* **Written instruction**: Print every line of the material below, character for character and in the same order.

* * * * *

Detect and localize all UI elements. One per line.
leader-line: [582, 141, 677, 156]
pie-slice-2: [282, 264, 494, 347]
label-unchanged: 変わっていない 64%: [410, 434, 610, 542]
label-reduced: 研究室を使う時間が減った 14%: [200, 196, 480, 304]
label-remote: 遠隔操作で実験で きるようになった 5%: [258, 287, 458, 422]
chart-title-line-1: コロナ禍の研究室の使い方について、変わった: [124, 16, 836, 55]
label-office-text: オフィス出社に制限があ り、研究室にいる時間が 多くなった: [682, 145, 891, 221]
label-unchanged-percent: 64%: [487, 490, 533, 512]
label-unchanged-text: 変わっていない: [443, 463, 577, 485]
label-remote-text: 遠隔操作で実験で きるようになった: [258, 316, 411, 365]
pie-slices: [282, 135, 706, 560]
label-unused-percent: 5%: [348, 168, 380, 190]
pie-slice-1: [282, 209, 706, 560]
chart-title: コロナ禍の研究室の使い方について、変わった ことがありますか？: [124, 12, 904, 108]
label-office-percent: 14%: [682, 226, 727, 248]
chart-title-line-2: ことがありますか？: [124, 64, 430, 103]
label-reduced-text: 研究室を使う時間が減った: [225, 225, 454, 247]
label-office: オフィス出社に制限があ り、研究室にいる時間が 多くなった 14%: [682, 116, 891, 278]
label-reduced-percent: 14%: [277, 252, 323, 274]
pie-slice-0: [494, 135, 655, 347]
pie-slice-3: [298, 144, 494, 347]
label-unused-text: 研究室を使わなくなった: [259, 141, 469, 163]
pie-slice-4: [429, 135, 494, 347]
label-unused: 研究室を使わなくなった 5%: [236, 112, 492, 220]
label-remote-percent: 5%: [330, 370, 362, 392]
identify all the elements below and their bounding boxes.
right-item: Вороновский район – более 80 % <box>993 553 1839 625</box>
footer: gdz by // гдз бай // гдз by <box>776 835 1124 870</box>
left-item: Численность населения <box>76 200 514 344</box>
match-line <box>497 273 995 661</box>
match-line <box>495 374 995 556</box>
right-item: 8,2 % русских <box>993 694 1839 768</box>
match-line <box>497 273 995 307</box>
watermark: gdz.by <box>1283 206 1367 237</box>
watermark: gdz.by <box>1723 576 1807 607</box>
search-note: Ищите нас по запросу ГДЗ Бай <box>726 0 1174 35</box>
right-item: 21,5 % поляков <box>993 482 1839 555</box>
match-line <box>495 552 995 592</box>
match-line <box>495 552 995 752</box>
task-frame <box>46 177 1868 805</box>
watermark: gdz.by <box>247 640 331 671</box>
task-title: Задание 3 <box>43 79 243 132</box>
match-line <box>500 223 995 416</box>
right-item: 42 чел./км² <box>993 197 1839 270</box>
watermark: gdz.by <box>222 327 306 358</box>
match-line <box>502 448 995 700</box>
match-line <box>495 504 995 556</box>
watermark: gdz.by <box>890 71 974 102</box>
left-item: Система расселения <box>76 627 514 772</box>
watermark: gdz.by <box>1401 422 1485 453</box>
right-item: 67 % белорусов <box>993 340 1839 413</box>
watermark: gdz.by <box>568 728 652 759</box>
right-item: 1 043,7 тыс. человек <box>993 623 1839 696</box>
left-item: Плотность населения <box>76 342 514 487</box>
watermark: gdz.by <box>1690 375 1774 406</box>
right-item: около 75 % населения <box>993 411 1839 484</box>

* * * * *

* **Response to this exercise**:
Detect and localize all UI elements. One per line.
leader-line: [582, 141, 677, 156]
pie-slice-2: [282, 264, 494, 347]
label-unchanged: 変わっていない 64%: [410, 434, 610, 542]
label-reduced: 研究室を使う時間が減った 14%: [200, 196, 480, 304]
label-remote: 遠隔操作で実験で きるようになった 5%: [258, 287, 458, 422]
chart-title-line-1: コロナ禍の研究室の使い方について、変わった: [124, 16, 836, 55]
label-office-text: オフィス出社に制限があ り、研究室にいる時間が 多くなった: [682, 145, 891, 221]
label-unchanged-percent: 64%: [487, 490, 533, 512]
label-unchanged-text: 変わっていない: [443, 463, 577, 485]
label-remote-text: 遠隔操作で実験で きるようになった: [258, 316, 411, 365]
pie-slices: [282, 135, 706, 560]
label-unused-percent: 5%: [348, 168, 380, 190]
pie-slice-1: [282, 209, 706, 560]
chart-title: コロナ禍の研究室の使い方について、変わった ことがありますか？: [124, 12, 904, 108]
label-office-percent: 14%: [682, 226, 727, 248]
chart-title-line-2: ことがありますか？: [124, 64, 430, 103]
label-reduced-text: 研究室を使う時間が減った: [225, 225, 454, 247]
label-office: オフィス出社に制限があ り、研究室にいる時間が 多くなった 14%: [682, 116, 891, 278]
label-reduced-percent: 14%: [277, 252, 323, 274]
pie-slice-0: [494, 135, 655, 347]
pie-slice-3: [298, 144, 494, 347]
label-unused-text: 研究室を使わなくなった: [259, 141, 469, 163]
pie-slice-4: [429, 135, 494, 347]
label-unused: 研究室を使わなくなった 5%: [236, 112, 492, 220]
label-remote-percent: 5%: [330, 370, 362, 392]
identify all the elements below and their bounding boxes.
right-item: Вороновский район – более 80 % <box>993 553 1839 625</box>
footer: gdz by // гдз бай // гдз by <box>776 835 1124 870</box>
left-item: Численность населения <box>76 200 514 344</box>
match-line <box>497 273 995 661</box>
match-line <box>495 374 995 556</box>
right-item: 8,2 % русских <box>993 694 1839 768</box>
match-line <box>497 273 995 307</box>
watermark: gdz.by <box>1283 206 1367 237</box>
watermark: gdz.by <box>1723 576 1807 607</box>
search-note: Ищите нас по запросу ГДЗ Бай <box>726 0 1174 35</box>
right-item: 21,5 % поляков <box>993 482 1839 555</box>
match-line <box>495 552 995 592</box>
match-line <box>495 552 995 752</box>
task-frame <box>46 177 1868 805</box>
watermark: gdz.by <box>247 640 331 671</box>
task-title: Задание 3 <box>43 79 243 132</box>
match-line <box>500 223 995 416</box>
right-item: 42 чел./км² <box>993 197 1839 270</box>
watermark: gdz.by <box>222 327 306 358</box>
match-line <box>502 448 995 700</box>
match-line <box>495 504 995 556</box>
watermark: gdz.by <box>890 71 974 102</box>
left-item: Система расселения <box>76 627 514 772</box>
watermark: gdz.by <box>1401 422 1485 453</box>
right-item: 67 % белорусов <box>993 340 1839 413</box>
watermark: gdz.by <box>568 728 652 759</box>
right-item: 1 043,7 тыс. человек <box>993 623 1839 696</box>
left-item: Плотность населения <box>76 342 514 487</box>
watermark: gdz.by <box>1690 375 1774 406</box>
right-item: около 75 % населения <box>993 411 1839 484</box>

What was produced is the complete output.